━━ DATA FOR PROCESSING ━━

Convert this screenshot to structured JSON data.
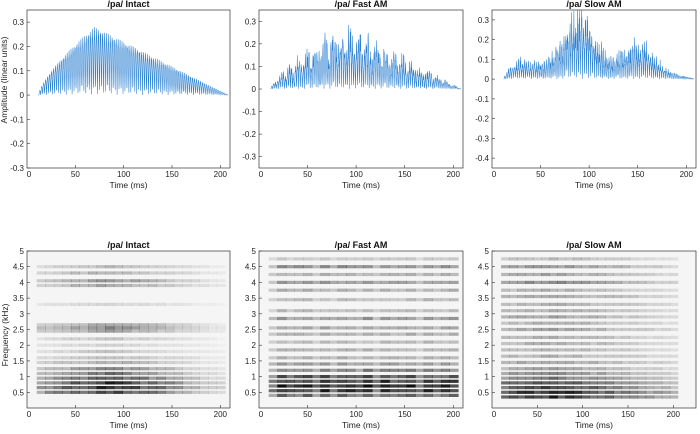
{
  "figure": {
    "waveform_ylabel": "Amplitude (linear units)",
    "spectrogram_ylabel": "Frequency (kHz)"
  },
  "chart_data": [
    {
      "type": "line",
      "title": "/pa/ Intact",
      "xlabel": "Time (ms)",
      "ylabel": "Amplitude (linear units)",
      "xlim": [
        0,
        210
      ],
      "ylim": [
        -0.3,
        0.35
      ],
      "xticks": [
        "50",
        "100",
        "150",
        "200"
      ],
      "yticks": [
        "-0.3",
        "-0.2",
        "-0.1",
        "0",
        "0.1",
        "0.2",
        "0.3"
      ],
      "color": "#2a7fd0",
      "series": [
        {
          "onset_ms": 12,
          "offset_ms": 208,
          "peak_ms": 70,
          "peak_amplitude": 0.33,
          "min_amplitude": -0.3,
          "modulation": "none"
        }
      ]
    },
    {
      "type": "line",
      "title": "/pa/ Fast AM",
      "xlabel": "Time (ms)",
      "ylabel": "",
      "xlim": [
        0,
        210
      ],
      "ylim": [
        -0.35,
        0.35
      ],
      "xticks": [
        "50",
        "100",
        "150",
        "200"
      ],
      "yticks": [
        "-0.3",
        "-0.2",
        "-0.1",
        "0",
        "0.1",
        "0.2",
        "0.3"
      ],
      "color": "#2a7fd0",
      "series": [
        {
          "onset_ms": 12,
          "offset_ms": 208,
          "peak_ms": 90,
          "peak_amplitude": 0.32,
          "min_amplitude": -0.34,
          "modulation": "fast"
        }
      ]
    },
    {
      "type": "line",
      "title": "/pa/ Slow AM",
      "xlabel": "Time (ms)",
      "ylabel": "",
      "xlim": [
        0,
        210
      ],
      "ylim": [
        -0.45,
        0.35
      ],
      "xticks": [
        "50",
        "100",
        "150",
        "200"
      ],
      "yticks": [
        "-0.4",
        "-0.3",
        "-0.2",
        "-0.1",
        "0",
        "0.1",
        "0.2",
        "0.3"
      ],
      "color": "#2a7fd0",
      "series": [
        {
          "onset_ms": 12,
          "offset_ms": 208,
          "peak_ms": 100,
          "peak_amplitude": 0.33,
          "min_amplitude": -0.44,
          "modulation": "slow"
        }
      ]
    },
    {
      "type": "heatmap",
      "title": "/pa/ Intact",
      "xlabel": "Time (ms)",
      "ylabel": "Frequency (kHz)",
      "xlim": [
        0,
        210
      ],
      "ylim": [
        0,
        5
      ],
      "xticks": [
        "50",
        "100",
        "150",
        "200"
      ],
      "yticks": [
        "0.5",
        "1",
        "1.5",
        "2",
        "2.5",
        "3",
        "3.5",
        "4",
        "4.5",
        "5"
      ],
      "colormap": "gray_r",
      "bands_khz": [
        0.5,
        0.65,
        0.8,
        0.95,
        1.1,
        1.25,
        1.45,
        1.6,
        1.8,
        2.0,
        2.2,
        2.45,
        2.55,
        2.65,
        3.3,
        3.9,
        4.05,
        4.3,
        4.5
      ],
      "band_strength": [
        0.8,
        0.9,
        0.85,
        0.7,
        0.55,
        0.45,
        0.3,
        0.25,
        0.2,
        0.15,
        0.2,
        0.35,
        0.45,
        0.35,
        0.15,
        0.35,
        0.4,
        0.3,
        0.25
      ],
      "modulation": "none"
    },
    {
      "type": "heatmap",
      "title": "/pa/ Fast AM",
      "xlabel": "Time (ms)",
      "ylabel": "",
      "xlim": [
        0,
        210
      ],
      "ylim": [
        0,
        5
      ],
      "xticks": [
        "50",
        "100",
        "150",
        "200"
      ],
      "yticks": [
        "0.5",
        "1",
        "1.5",
        "2",
        "2.5",
        "3",
        "3.5",
        "4",
        "4.5",
        "5"
      ],
      "colormap": "gray_r",
      "bands_khz": [
        0.4,
        0.55,
        0.7,
        0.85,
        1.0,
        1.2,
        1.4,
        1.6,
        1.85,
        2.1,
        2.35,
        2.55,
        2.85,
        3.1,
        3.45,
        3.75,
        4.0,
        4.25,
        4.5,
        4.75
      ],
      "band_strength": [
        0.6,
        0.85,
        0.95,
        0.85,
        0.7,
        0.5,
        0.4,
        0.3,
        0.3,
        0.25,
        0.3,
        0.35,
        0.4,
        0.25,
        0.25,
        0.3,
        0.4,
        0.3,
        0.45,
        0.2
      ],
      "modulation": "fast"
    },
    {
      "type": "heatmap",
      "title": "/pa/ Slow AM",
      "xlabel": "Time (ms)",
      "ylabel": "",
      "xlim": [
        0,
        225
      ],
      "ylim": [
        0,
        5
      ],
      "xticks": [
        "50",
        "100",
        "150",
        "200"
      ],
      "yticks": [
        "0.5",
        "1",
        "1.5",
        "2",
        "2.5",
        "3",
        "3.5",
        "4",
        "4.5",
        "5"
      ],
      "colormap": "gray_r",
      "bands_khz": [
        0.35,
        0.5,
        0.65,
        0.8,
        0.95,
        1.1,
        1.25,
        1.45,
        1.65,
        1.85,
        2.05,
        2.25,
        2.5,
        2.7,
        2.9,
        3.1,
        3.3,
        3.55,
        3.75,
        4.0,
        4.25,
        4.5,
        4.75
      ],
      "band_strength": [
        0.85,
        0.9,
        0.75,
        0.7,
        0.55,
        0.45,
        0.35,
        0.35,
        0.3,
        0.3,
        0.3,
        0.3,
        0.35,
        0.3,
        0.35,
        0.3,
        0.3,
        0.35,
        0.3,
        0.45,
        0.35,
        0.4,
        0.25
      ],
      "modulation": "slow"
    }
  ]
}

━━━

Copy out each line of the records that holds the string "Frequency".

_EXPECTED ANSWER_
    "spectrogram_ylabel": "Frequency (kHz)"
      "ylabel": "Frequency (kHz)",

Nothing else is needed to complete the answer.